■ **SOURCE MATERIAL**:
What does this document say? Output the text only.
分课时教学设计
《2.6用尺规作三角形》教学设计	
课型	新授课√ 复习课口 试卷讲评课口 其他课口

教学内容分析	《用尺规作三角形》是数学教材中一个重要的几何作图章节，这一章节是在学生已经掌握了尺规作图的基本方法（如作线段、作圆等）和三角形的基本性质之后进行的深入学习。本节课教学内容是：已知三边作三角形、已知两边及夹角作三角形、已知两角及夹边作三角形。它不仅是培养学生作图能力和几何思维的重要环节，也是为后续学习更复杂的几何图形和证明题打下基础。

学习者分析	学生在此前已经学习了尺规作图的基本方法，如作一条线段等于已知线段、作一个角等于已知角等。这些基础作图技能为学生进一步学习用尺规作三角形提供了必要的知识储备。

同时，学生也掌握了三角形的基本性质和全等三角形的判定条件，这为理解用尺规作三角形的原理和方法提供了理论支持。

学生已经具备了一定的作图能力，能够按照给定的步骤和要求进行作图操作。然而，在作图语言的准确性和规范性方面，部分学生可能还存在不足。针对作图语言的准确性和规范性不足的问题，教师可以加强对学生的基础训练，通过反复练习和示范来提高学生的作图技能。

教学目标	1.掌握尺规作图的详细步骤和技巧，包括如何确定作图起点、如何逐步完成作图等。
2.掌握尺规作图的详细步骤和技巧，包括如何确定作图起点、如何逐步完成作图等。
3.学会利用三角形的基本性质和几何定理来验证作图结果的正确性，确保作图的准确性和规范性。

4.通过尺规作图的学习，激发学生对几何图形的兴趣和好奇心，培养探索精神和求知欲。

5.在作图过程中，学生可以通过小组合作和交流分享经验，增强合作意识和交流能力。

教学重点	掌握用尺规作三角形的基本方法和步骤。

---

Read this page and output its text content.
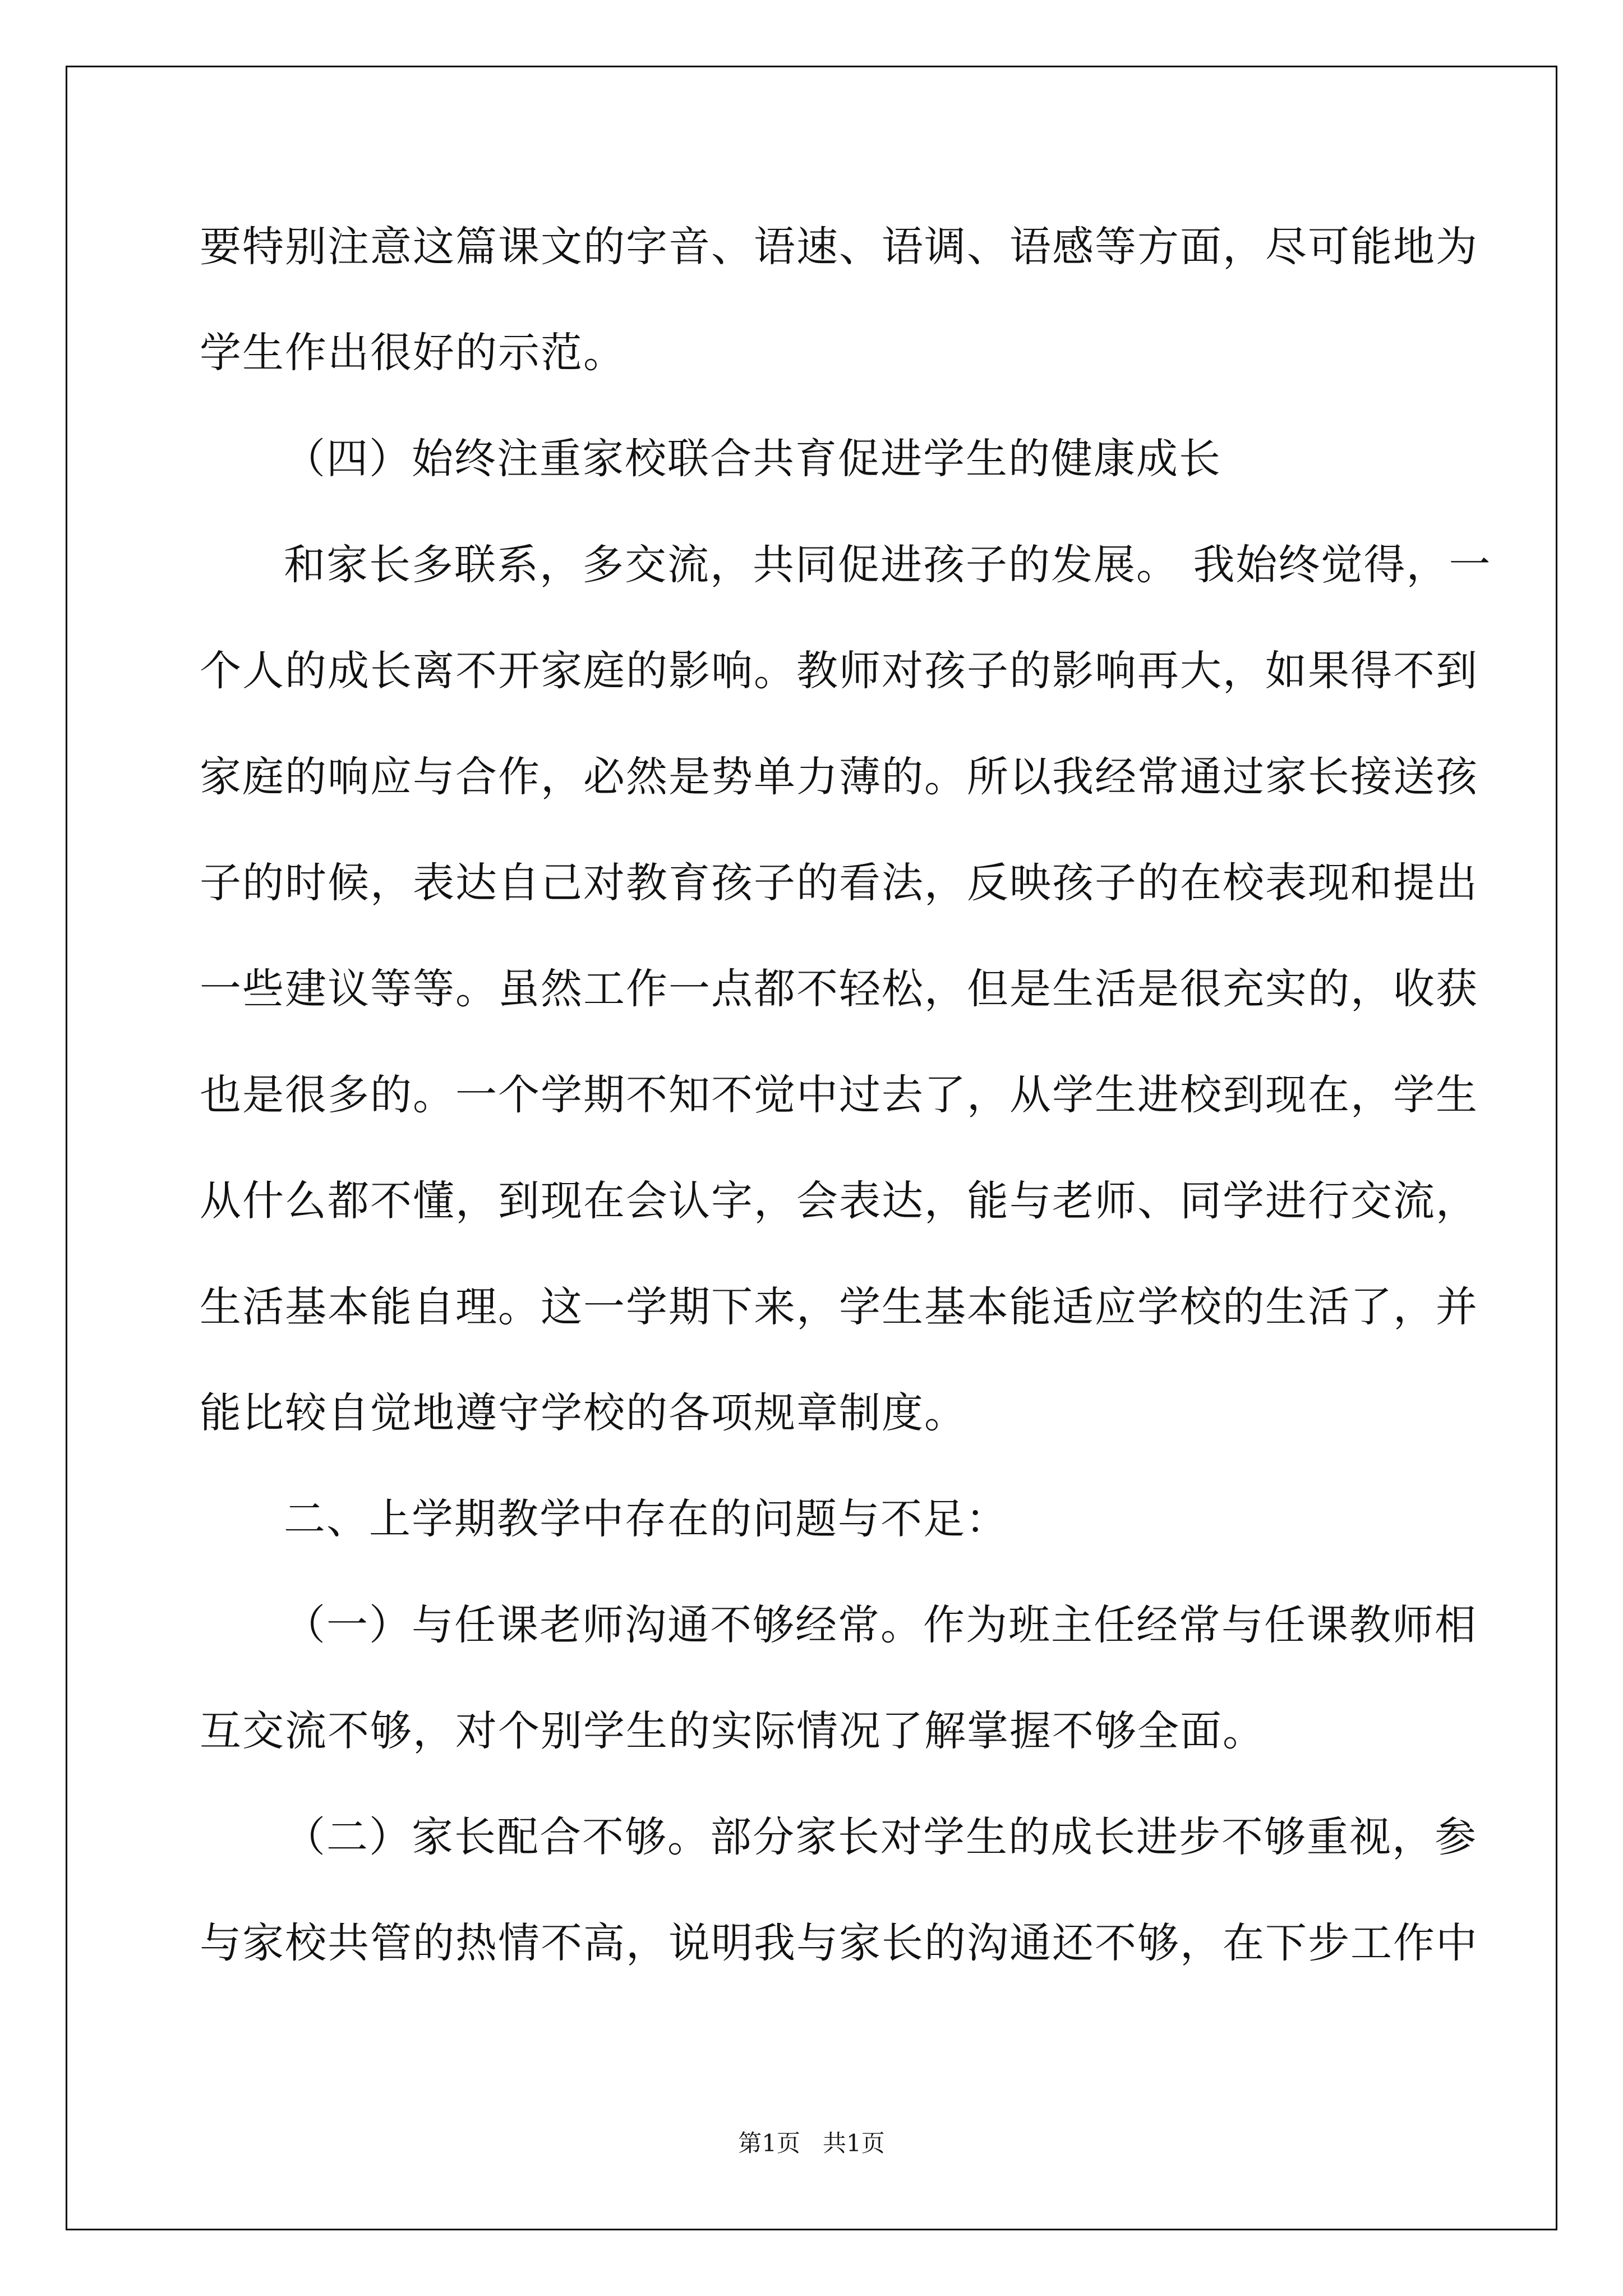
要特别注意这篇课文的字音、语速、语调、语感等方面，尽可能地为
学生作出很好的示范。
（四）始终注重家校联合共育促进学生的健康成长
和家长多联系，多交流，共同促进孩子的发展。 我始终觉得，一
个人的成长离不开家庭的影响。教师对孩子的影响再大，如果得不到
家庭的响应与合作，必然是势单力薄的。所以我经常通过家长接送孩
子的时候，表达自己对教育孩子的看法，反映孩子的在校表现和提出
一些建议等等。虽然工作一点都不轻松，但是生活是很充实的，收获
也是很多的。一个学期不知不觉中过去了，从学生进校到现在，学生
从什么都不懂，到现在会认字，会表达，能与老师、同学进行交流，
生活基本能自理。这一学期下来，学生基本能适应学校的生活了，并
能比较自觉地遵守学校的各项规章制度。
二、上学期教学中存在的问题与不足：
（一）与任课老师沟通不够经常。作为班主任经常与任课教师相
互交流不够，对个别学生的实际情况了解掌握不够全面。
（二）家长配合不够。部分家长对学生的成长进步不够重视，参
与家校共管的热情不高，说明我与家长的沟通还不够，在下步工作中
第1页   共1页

■ **PROMPT**: Only the number is wanted: how many lines in the data include the string "掌握尺规作图的详细步骤和技巧"?

■ **SOLUTION TO THE EXERCISE**: 2